EXTRACT —
--*--

FortiClient is Fortinet's unified endpoint agent for secure remote access, ZTNA, and endpoint protection. Its differentiator is consolidation: instead of running a separate VPN client, a ZTNA agent, and an endpoint protection agent, FortiClient combines them, which is a strong pull for teams already invested in the Fortinet Security Fabric.
Best for: Organizations already using Fortinet that need endpoint security plus VPN and ZTNA from a single agent.
Key strengths
- ZTNA and secure remote access: A built-in ZTNA agent and VPN handle secure access without a separate remote-access tool.
- Endpoint protection and vulnerability assessment: Endpoint prevention pairs with vulnerability scanning to flag weak spots before they are exploited.
- Centralized management: FortiClient Cloud or EMS gives one console for policy, deployment, and reporting across the fleet.
Why choose FortiClient: The case for FortiClient is strongest when it slots into an existing Fortinet stack. Consolidating endpoint protection, VPN, and ZTNA into one agent reduces the number of clients on each device and keeps management inside the Fabric you already operate. Teams without Fortinet infrastructure will weigh the endpoint capabilities on their own merits.

--*--

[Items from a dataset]
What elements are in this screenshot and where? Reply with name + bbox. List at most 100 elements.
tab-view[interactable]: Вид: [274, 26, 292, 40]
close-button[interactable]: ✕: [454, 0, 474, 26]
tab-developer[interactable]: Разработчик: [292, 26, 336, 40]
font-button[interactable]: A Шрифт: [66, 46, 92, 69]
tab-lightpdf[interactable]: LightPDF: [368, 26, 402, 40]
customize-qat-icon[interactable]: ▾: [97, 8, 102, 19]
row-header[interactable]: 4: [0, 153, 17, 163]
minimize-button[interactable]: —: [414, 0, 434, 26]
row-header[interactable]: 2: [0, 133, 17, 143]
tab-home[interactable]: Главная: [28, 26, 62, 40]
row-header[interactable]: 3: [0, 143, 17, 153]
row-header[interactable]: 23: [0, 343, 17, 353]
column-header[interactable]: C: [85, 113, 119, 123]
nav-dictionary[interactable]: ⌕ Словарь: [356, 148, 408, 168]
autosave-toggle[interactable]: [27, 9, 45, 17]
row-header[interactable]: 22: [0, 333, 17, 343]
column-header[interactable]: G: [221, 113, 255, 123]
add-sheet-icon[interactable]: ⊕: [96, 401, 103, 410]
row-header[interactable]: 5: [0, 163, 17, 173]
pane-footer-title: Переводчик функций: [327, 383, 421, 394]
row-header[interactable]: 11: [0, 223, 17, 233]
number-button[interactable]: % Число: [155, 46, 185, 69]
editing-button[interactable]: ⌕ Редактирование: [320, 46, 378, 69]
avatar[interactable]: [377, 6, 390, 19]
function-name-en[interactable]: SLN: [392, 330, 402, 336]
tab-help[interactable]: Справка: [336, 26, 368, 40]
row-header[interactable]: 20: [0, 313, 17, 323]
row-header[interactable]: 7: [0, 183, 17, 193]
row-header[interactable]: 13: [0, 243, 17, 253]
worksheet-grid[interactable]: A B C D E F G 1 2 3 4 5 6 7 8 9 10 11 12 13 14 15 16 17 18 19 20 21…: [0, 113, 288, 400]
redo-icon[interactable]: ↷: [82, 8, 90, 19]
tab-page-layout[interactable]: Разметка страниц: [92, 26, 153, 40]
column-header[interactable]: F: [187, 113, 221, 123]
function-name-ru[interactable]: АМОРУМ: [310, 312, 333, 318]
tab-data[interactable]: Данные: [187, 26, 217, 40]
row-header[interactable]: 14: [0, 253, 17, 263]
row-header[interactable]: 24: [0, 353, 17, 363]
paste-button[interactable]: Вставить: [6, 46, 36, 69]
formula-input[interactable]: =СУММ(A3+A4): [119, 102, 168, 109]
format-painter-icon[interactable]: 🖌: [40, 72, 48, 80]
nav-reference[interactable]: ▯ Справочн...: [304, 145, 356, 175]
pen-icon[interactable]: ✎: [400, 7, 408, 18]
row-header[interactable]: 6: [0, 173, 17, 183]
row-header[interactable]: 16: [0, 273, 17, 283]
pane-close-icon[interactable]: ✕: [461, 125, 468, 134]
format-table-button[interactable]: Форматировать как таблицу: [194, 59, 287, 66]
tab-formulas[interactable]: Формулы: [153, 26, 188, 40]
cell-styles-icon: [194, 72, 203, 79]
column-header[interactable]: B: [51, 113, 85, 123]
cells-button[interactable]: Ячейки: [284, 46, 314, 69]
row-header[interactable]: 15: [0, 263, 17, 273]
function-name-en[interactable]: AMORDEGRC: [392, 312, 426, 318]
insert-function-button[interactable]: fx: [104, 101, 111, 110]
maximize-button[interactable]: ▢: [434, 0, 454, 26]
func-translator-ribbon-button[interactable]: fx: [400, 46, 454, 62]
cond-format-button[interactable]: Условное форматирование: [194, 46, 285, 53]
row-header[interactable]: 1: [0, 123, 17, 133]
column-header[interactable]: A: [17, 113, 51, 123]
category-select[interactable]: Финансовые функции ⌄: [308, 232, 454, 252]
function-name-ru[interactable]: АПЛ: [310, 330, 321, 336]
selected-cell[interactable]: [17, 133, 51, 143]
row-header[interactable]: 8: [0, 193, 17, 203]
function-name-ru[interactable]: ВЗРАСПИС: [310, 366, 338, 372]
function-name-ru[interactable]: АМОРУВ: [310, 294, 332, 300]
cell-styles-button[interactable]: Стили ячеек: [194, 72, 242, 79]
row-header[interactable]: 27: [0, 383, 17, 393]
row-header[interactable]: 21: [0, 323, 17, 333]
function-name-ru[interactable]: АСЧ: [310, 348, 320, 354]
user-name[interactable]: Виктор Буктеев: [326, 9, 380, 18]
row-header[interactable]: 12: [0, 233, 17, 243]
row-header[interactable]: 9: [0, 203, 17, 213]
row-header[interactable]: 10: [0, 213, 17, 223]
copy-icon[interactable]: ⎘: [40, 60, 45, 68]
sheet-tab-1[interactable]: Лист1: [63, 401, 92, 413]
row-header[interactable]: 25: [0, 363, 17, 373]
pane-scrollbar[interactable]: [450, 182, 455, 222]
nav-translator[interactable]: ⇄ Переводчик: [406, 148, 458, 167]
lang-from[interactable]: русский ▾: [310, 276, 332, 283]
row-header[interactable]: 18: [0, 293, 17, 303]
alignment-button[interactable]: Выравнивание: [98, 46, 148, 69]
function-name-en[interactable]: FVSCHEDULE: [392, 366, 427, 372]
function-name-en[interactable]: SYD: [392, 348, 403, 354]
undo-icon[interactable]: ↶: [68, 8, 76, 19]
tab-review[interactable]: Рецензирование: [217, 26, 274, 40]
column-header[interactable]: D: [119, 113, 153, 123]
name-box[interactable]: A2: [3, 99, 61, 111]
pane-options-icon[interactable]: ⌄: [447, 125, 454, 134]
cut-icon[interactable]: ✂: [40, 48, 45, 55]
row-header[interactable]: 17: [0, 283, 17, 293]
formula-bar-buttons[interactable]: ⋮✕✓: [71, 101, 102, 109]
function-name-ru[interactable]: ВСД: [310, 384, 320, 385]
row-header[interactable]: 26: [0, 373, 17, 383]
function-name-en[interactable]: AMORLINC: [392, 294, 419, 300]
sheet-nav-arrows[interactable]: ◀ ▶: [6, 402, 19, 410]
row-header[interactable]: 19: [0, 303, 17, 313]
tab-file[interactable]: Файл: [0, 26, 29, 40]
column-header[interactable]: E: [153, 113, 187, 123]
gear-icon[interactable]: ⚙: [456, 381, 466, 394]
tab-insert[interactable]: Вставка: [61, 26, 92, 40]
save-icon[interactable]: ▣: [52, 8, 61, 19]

--*--

TASK SET —
(1) Condense the paragraph in the FortiClient overview that begins "Why choose FortiClient" into a short bulleted list that keeps its main facts.
(2) Carry on the FortiClient overview from the point where it stops.

TASK-BY-TASK ANSWERS —
(1)
- FortiClient makes the most sense when it fits into an existing Fortinet stack.
- It consolidates endpoint protection, VPN, and ZTNA into one agent, which cuts the number of clients on each device.
- Management stays inside the Fabric the team already operates.
- Teams without Fortinet infrastructure will judge its endpoint capabilities on their own merits.

(2)
FortiClient pricing: Fortinet does not publish numeric pricing for FortiClient on the product page. Buyers are directed to contact sales or request a quote, while the ordering guide lays out licensing SKUs and deployment options like FortiClient Cloud versus on-premises EMS. Because pricing tracks the SKU and seat count you choose, get a quote scoped to your endpoint total and the ZTNA or EPP modules you need.
Considerations before you buy
Before you shortlist, pressure-test each option against the realities of your environment, not the vendor deck.
Endpoint mix and platform coverage
List every device type you actually run: Windows, macOS, Linux, mobile, servers, and any IoT. A tool with excellent Windows coverage but thin Linux support will leave gaps. Confirm the agent supports every platform in your fleet at the tier you can afford.
Detection and response depth
Decide whether you need prevention only, prevention plus EDR, or full XDR. Behavioral detection and automated response separate a true endpoint protection platform from repackaged antivirus. Ask vendors to demonstrate containment during a POC, not just describe it.
Integrations and centralized management
Endpoint protection rarely lives alone. Check how each tool integrates with your SIEM, identity provider, and ticketing, and whether the centralized console gives you fleet-wide policy control. Weak integrations create manual work that erodes the automation you paid for.
Reporting, scalability, and reviews
Confirm the reporting supports your audits and incident response workflows, and that the platform scales from your current seat count upward without a pricing cliff. Cross-reference vendor claims against endpoint protection reviews on Gartner and G2 before you commit budget.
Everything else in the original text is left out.